Stored data:
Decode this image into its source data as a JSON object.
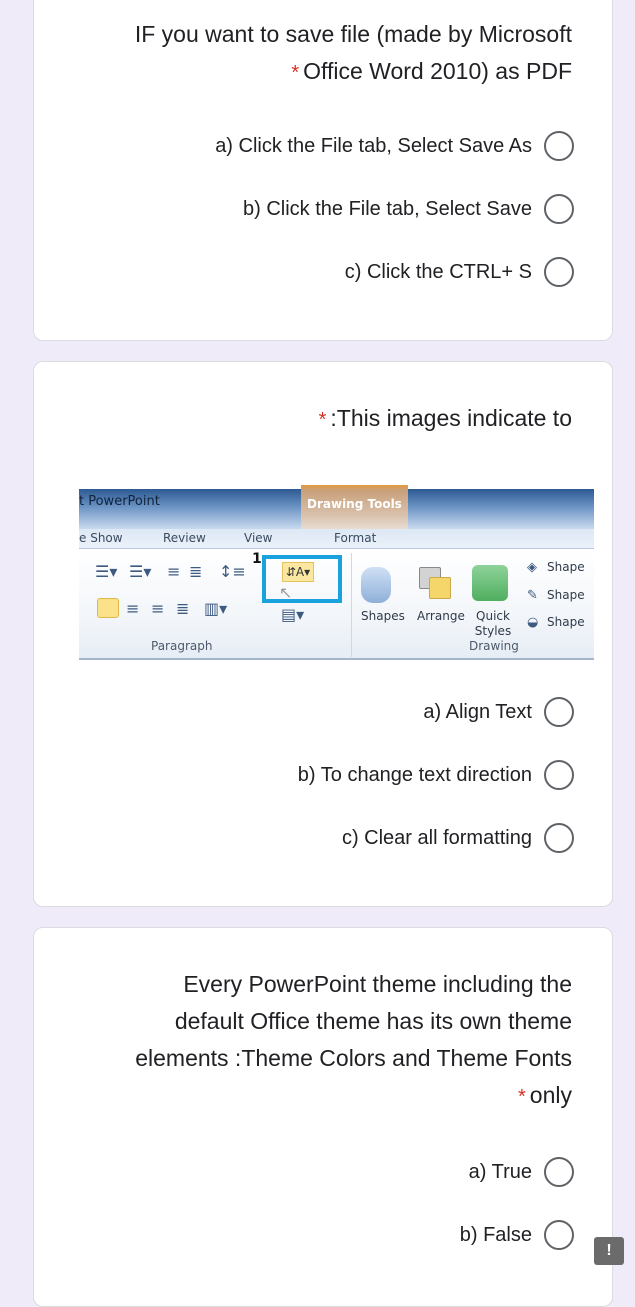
{
  "questions": [
    {
      "title_line1": "IF you want to save file (made by Microsoft",
      "title_line2": "Office Word 2010) as PDF",
      "required_mark": "*",
      "options": [
        {
          "label": "a) Click the File tab, Select Save As",
          "selected": false
        },
        {
          "label": "b) Click the File tab, Select Save",
          "selected": false
        },
        {
          "label": "c) Click the CTRL+ S",
          "selected": false
        }
      ]
    },
    {
      "title": ":This images indicate to",
      "required_mark": "*",
      "image": {
        "app_title": "t PowerPoint",
        "contextual_tab_group": "Drawing Tools",
        "tabs": [
          "e Show",
          "Review",
          "View",
          "Format"
        ],
        "callout_number": "1",
        "groups": [
          "Paragraph",
          "Drawing"
        ],
        "drawing_buttons": [
          "Shapes",
          "Arrange",
          "Quick Styles"
        ],
        "shape_commands": [
          "Shape",
          "Shape",
          "Shape"
        ]
      },
      "options": [
        {
          "label": "a) Align Text",
          "selected": false
        },
        {
          "label": "b) To change text direction",
          "selected": false
        },
        {
          "label": "c) Clear all formatting",
          "selected": false
        }
      ]
    },
    {
      "title_lines": [
        "Every PowerPoint theme including the",
        "default Office theme has its own theme",
        "elements :Theme Colors and Theme Fonts"
      ],
      "title_last": "only",
      "required_mark": "*",
      "options": [
        {
          "label": "a) True",
          "selected": false
        },
        {
          "label": "b) False",
          "selected": false
        }
      ]
    }
  ],
  "feedback_button": "!",
  "colors": {
    "background": "#f0ebf8",
    "required": "#d93025",
    "radio_border": "#5f6368",
    "highlight": "#19a2de"
  }
}
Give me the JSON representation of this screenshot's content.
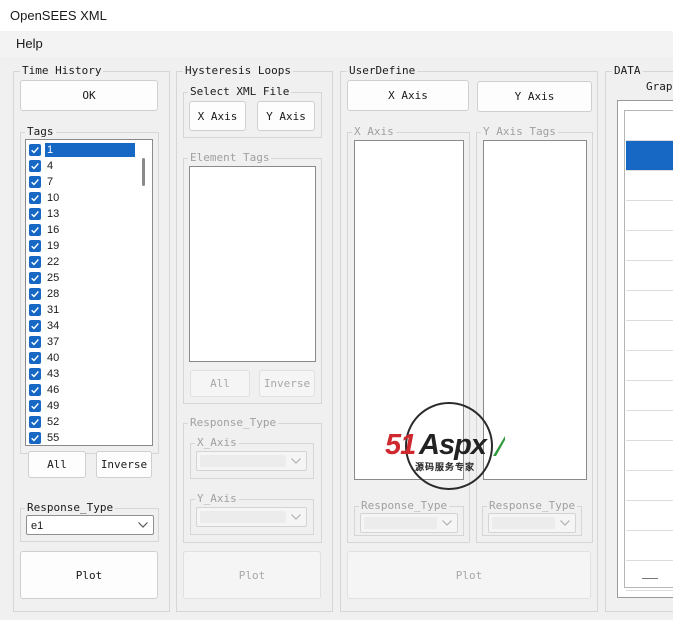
{
  "window": {
    "title": "OpenSEES XML"
  },
  "menu": {
    "help": "Help"
  },
  "time_history": {
    "title": "Time History",
    "ok": "OK",
    "tags_label": "Tags",
    "tags": [
      "1",
      "4",
      "7",
      "10",
      "13",
      "16",
      "19",
      "22",
      "25",
      "28",
      "31",
      "34",
      "37",
      "40",
      "43",
      "46",
      "49",
      "52",
      "55"
    ],
    "selected_tag": "1",
    "all": "All",
    "inverse": "Inverse",
    "response_type_label": "Response_Type",
    "response_type_value": "e1",
    "plot": "Plot"
  },
  "hysteresis": {
    "title": "Hysteresis Loops",
    "select_xml": "Select XML File",
    "x_axis": "X Axis",
    "y_axis": "Y Axis",
    "element_tags": "Element Tags",
    "all": "All",
    "inverse": "Inverse",
    "response_type": "Response_Type",
    "x_axis_label": "X_Axis",
    "y_axis_label": "Y_Axis",
    "plot": "Plot"
  },
  "user_define": {
    "title": "UserDefine",
    "x_axis_btn": "X Axis",
    "y_axis_btn": "Y Axis",
    "x_axis_group": "X Axis",
    "y_axis_tags_group": "Y Axis Tags",
    "response_type_left": "Response_Type",
    "response_type_right": "Response_Type",
    "plot": "Plot"
  },
  "data": {
    "title": "DATA",
    "graph_label": "Grap"
  },
  "watermark": {
    "brand_red": "51",
    "brand_dark": "Aspx",
    "subtitle": "源码服务专家"
  },
  "colors": {
    "accent": "#1668c4",
    "window_bg": "#f0f0f0",
    "brand_red": "#d0282f",
    "brand_green": "#2e9a3c"
  }
}
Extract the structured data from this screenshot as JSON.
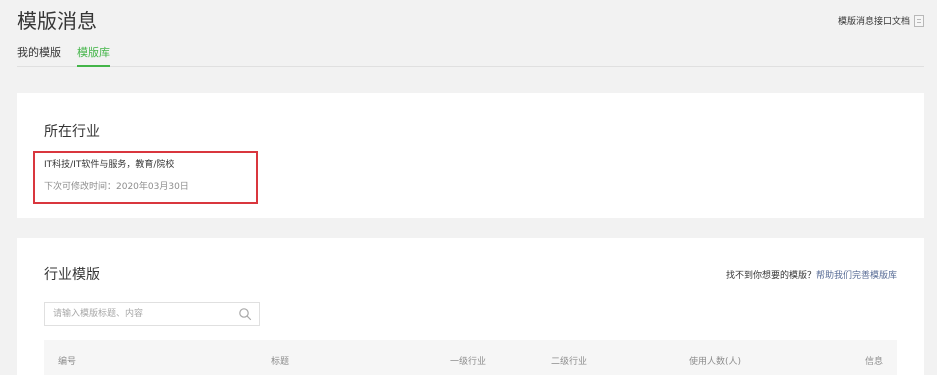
{
  "header": {
    "title": "模版消息",
    "doc_link": "模版消息接口文档"
  },
  "tabs": [
    {
      "label": "我的模版",
      "active": false
    },
    {
      "label": "模版库",
      "active": true
    }
  ],
  "industry": {
    "title": "所在行业",
    "value": "IT科技/IT软件与服务，教育/院校",
    "next_change": "下次可修改时间：2020年03月30日"
  },
  "templates": {
    "title": "行业模版",
    "help_prefix": "找不到你想要的模版？",
    "help_link": "帮助我们完善模版库",
    "search_placeholder": "请输入模版标题、内容",
    "columns": [
      "编号",
      "标题",
      "一级行业",
      "二级行业",
      "使用人数(人)",
      "信息"
    ]
  },
  "colors": {
    "accent": "#44b549",
    "link": "#576b95",
    "highlight": "#d9363e"
  }
}
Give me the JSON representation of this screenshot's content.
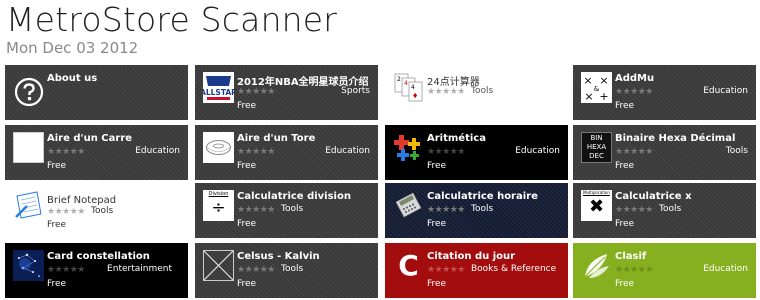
{
  "app": {
    "title": "MetroStore Scanner",
    "date": "Mon Dec 03 2012"
  },
  "tiles": [
    {
      "name": "About us",
      "stars": "",
      "category": "",
      "price": "",
      "icon": "question-circle-icon"
    },
    {
      "name": "2012年NBA全明星球员介绍",
      "stars": "★★★★★",
      "category": "Sports",
      "price": "Free",
      "icon": "nba-allstar-icon"
    },
    {
      "name": "24点计算器",
      "stars": "★★★★★",
      "category": "Tools",
      "price": "Free",
      "icon": "playing-cards-icon"
    },
    {
      "name": "AddMu",
      "stars": "★★★★★",
      "category": "Education",
      "price": "Free",
      "icon": "math-operators-icon"
    },
    {
      "name": "Aire d'un Carre",
      "stars": "★★★★★",
      "category": "Education",
      "price": "Free",
      "icon": "square-icon"
    },
    {
      "name": "Aire d'un Tore",
      "stars": "★★★★★",
      "category": "Education",
      "price": "Free",
      "icon": "torus-icon"
    },
    {
      "name": "Aritmética",
      "stars": "★★★★★",
      "category": "Education",
      "price": "Free",
      "icon": "plus-blocks-icon"
    },
    {
      "name": "Binaire Hexa Décimal",
      "stars": "★★★★★",
      "category": "Tools",
      "price": "Free",
      "icon": "bin-hexa-dec-icon",
      "icon_text": [
        "BIN",
        "HEXA",
        "DEC"
      ]
    },
    {
      "name": "Brief Notepad",
      "stars": "★★★★★",
      "category": "Tools",
      "price": "Free",
      "icon": "notepad-icon"
    },
    {
      "name": "Calculatrice division",
      "stars": "★★★★★",
      "category": "Tools",
      "price": "Free",
      "icon": "division-icon",
      "icon_text": [
        "Division",
        "÷"
      ]
    },
    {
      "name": "Calculatrice horaire",
      "stars": "★★★★★",
      "category": "Tools",
      "price": "Free",
      "icon": "calculator-icon"
    },
    {
      "name": "Calculatrice x",
      "stars": "★★★★★",
      "category": "Tools",
      "price": "Free",
      "icon": "multiply-icon",
      "icon_text": [
        "Multiplication",
        "✖"
      ]
    },
    {
      "name": "Card constellation",
      "stars": "★★★★★",
      "category": "Entertainment",
      "price": "Free",
      "icon": "constellation-icon"
    },
    {
      "name": "Celsus - Kalvin",
      "stars": "★★★★★",
      "category": "Tools",
      "price": "Free",
      "icon": "crossed-box-icon"
    },
    {
      "name": "Citation du jour",
      "stars": "★★★★★",
      "category": "Books & Reference",
      "price": "Free",
      "icon": "letter-c-icon",
      "icon_text": [
        "C"
      ]
    },
    {
      "name": "Clasif",
      "stars": "★★★★★",
      "category": "Education",
      "price": "Free",
      "icon": "leaves-icon"
    }
  ]
}
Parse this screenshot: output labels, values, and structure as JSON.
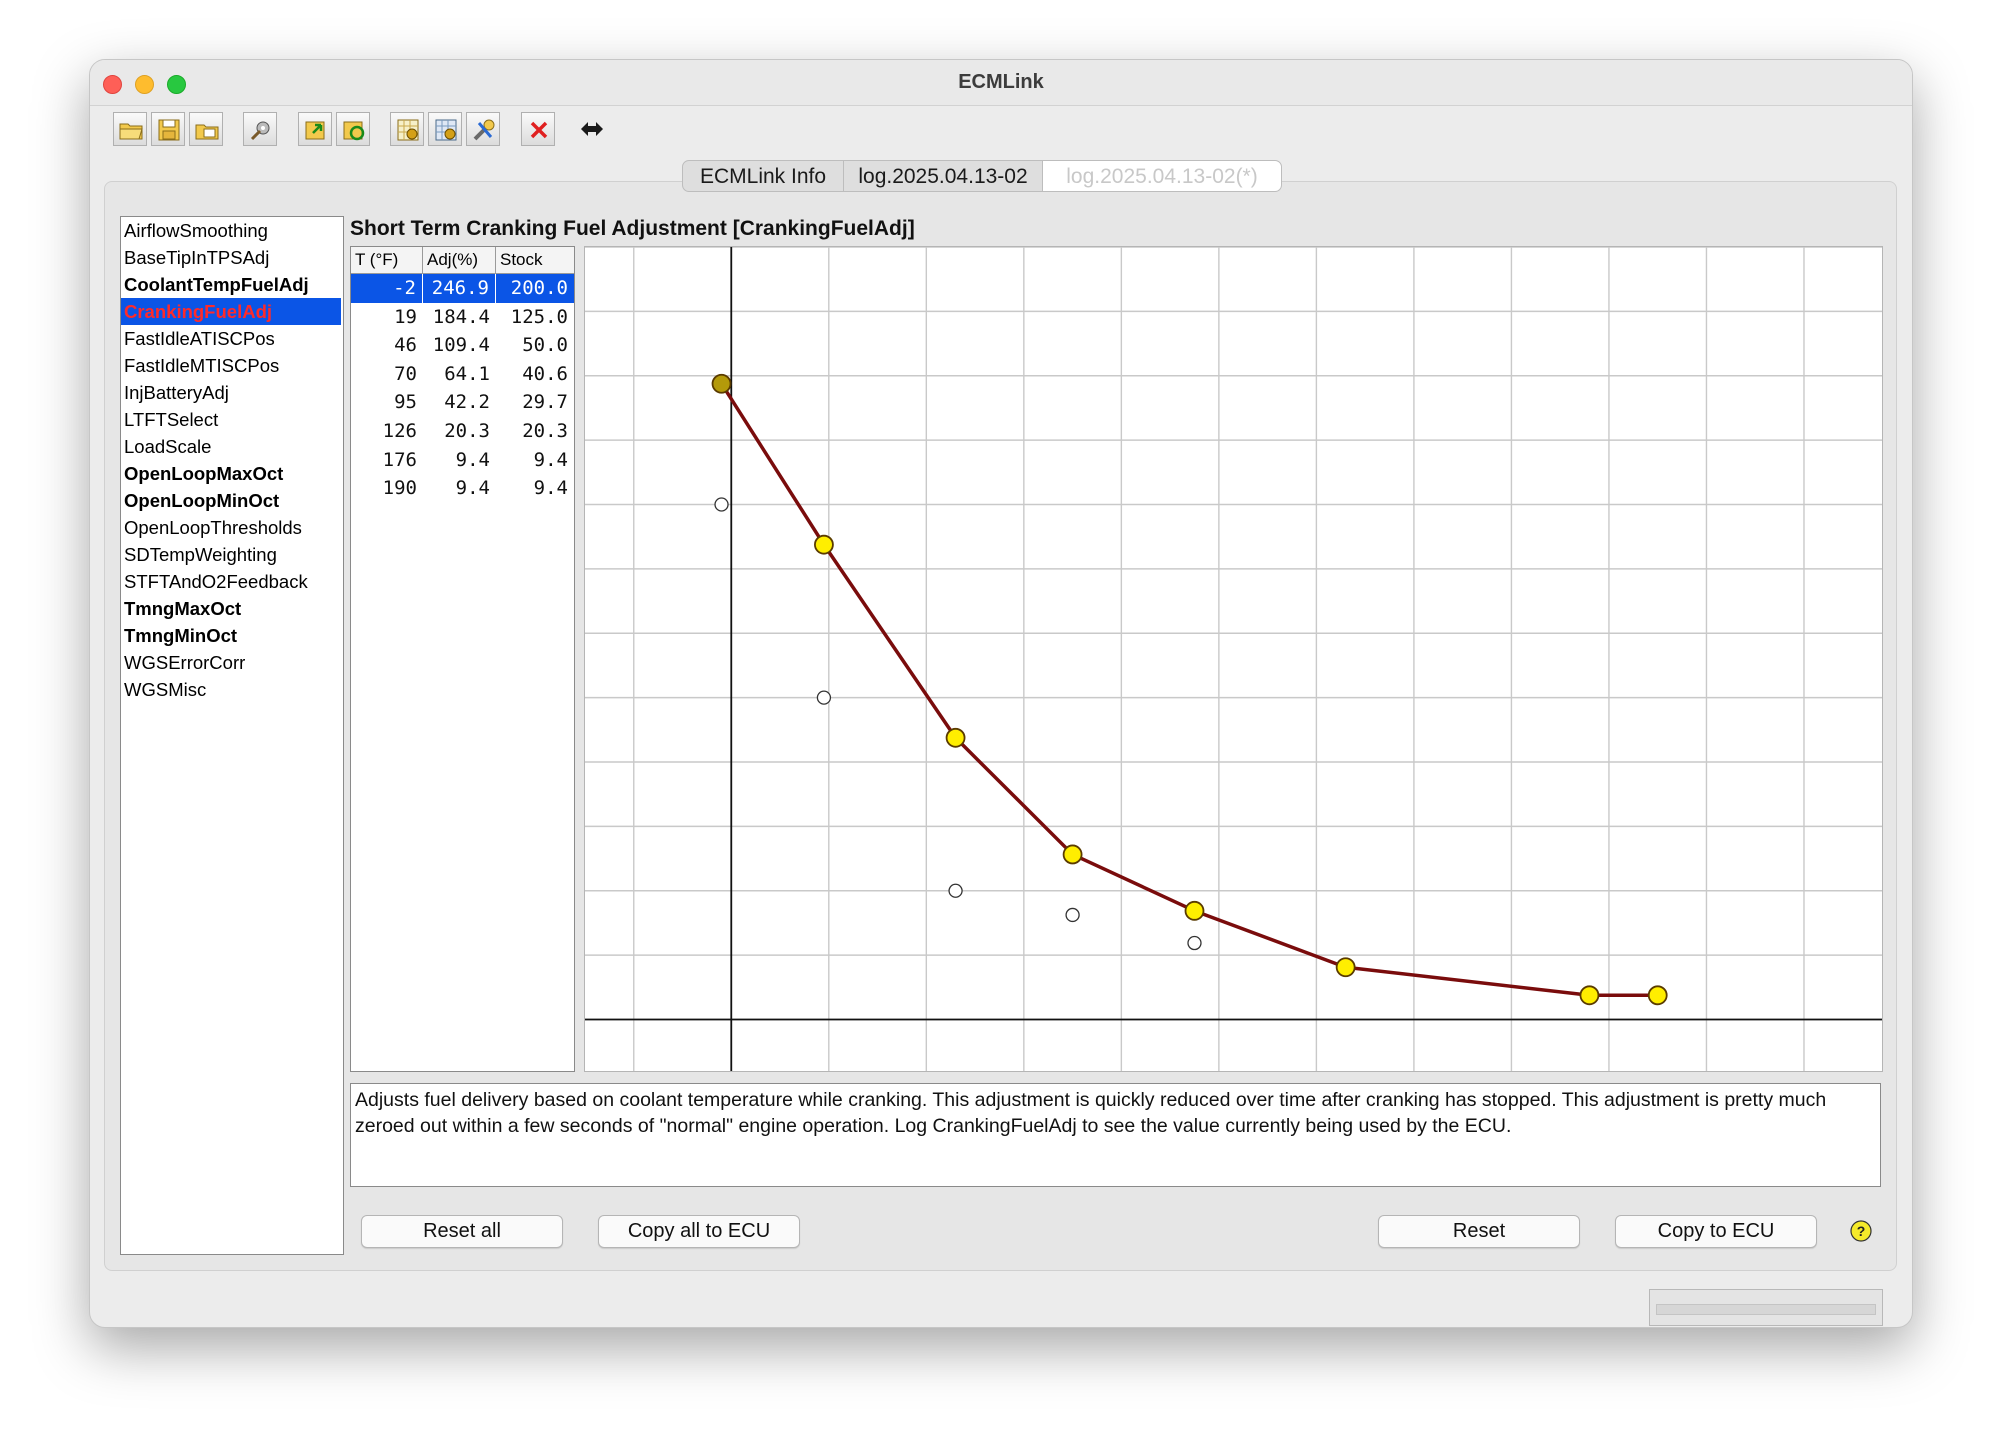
{
  "window": {
    "title": "ECMLink"
  },
  "toolbar": {
    "buttons": [
      {
        "icon": "open-folder-icon"
      },
      {
        "icon": "save-icon"
      },
      {
        "icon": "save-as-icon"
      },
      {
        "icon": "tools-icon"
      },
      {
        "icon": "load-map-icon"
      },
      {
        "icon": "refresh-icon"
      },
      {
        "icon": "chart-settings-icon"
      },
      {
        "icon": "grid-settings-icon"
      },
      {
        "icon": "wrench-icon"
      },
      {
        "icon": "close-red-x-icon"
      },
      {
        "icon": "double-arrow-icon"
      }
    ]
  },
  "tabs": [
    {
      "label": "ECMLink Info"
    },
    {
      "label": "log.2025.04.13-02"
    },
    {
      "label": "log.2025.04.13-02(*)"
    }
  ],
  "sidebar": {
    "items": [
      {
        "label": "AirflowSmoothing"
      },
      {
        "label": "BaseTipInTPSAdj"
      },
      {
        "label": "CoolantTempFuelAdj"
      },
      {
        "label": "CrankingFuelAdj"
      },
      {
        "label": "FastIdleATISCPos"
      },
      {
        "label": "FastIdleMTISCPos"
      },
      {
        "label": "InjBatteryAdj"
      },
      {
        "label": "LTFTSelect"
      },
      {
        "label": "LoadScale"
      },
      {
        "label": "OpenLoopMaxOct"
      },
      {
        "label": "OpenLoopMinOct"
      },
      {
        "label": "OpenLoopThresholds"
      },
      {
        "label": "SDTempWeighting"
      },
      {
        "label": "STFTAndO2Feedback"
      },
      {
        "label": "TmngMaxOct"
      },
      {
        "label": "TmngMinOct"
      },
      {
        "label": "WGSErrorCorr"
      },
      {
        "label": "WGSMisc"
      }
    ]
  },
  "map": {
    "title": "Short Term Cranking Fuel Adjustment [CrankingFuelAdj]",
    "columns": [
      "T (°F)",
      "Adj(%)",
      "Stock"
    ],
    "rows": [
      [
        "-2",
        "246.9",
        "200.0"
      ],
      [
        "19",
        "184.4",
        "125.0"
      ],
      [
        "46",
        "109.4",
        "50.0"
      ],
      [
        "70",
        "64.1",
        "40.6"
      ],
      [
        "95",
        "42.2",
        "29.7"
      ],
      [
        "126",
        "20.3",
        "20.3"
      ],
      [
        "176",
        "9.4",
        "9.4"
      ],
      [
        "190",
        "9.4",
        "9.4"
      ]
    ]
  },
  "description": "Adjusts fuel delivery based on coolant temperature while cranking.  This adjustment is quickly reduced over time after cranking has stopped.  This adjustment is pretty much zeroed out within a few seconds of \"normal\" engine operation.  Log CrankingFuelAdj to see the value currently being used by the ECU.",
  "buttons": {
    "reset_all": "Reset all",
    "copy_all": "Copy all to ECU",
    "reset": "Reset",
    "copy": "Copy to ECU"
  },
  "colors": {
    "line": "#7a0c0c",
    "point_fill": "#ffee00",
    "selected_point_fill": "#b49a0a",
    "stock_point_fill": "#ffffff",
    "selection": "#0b55e6",
    "selected_label_text": "#ff2a2a"
  },
  "chart_data": {
    "type": "line",
    "x": [
      -2,
      19,
      46,
      70,
      95,
      126,
      176,
      190
    ],
    "series": [
      {
        "values": [
          246.9,
          184.4,
          109.4,
          64.1,
          42.2,
          20.3,
          9.4,
          9.4
        ],
        "markers": "filled"
      },
      {
        "values": [
          200.0,
          125.0,
          50.0,
          40.6,
          29.7,
          20.3,
          9.4,
          9.4
        ],
        "markers": "hollow"
      }
    ],
    "selected_index": 0,
    "grid": true
  }
}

* Direction *
Among the lines of the data above, count those holding "highlight" and state only the number.

* Completed task *
2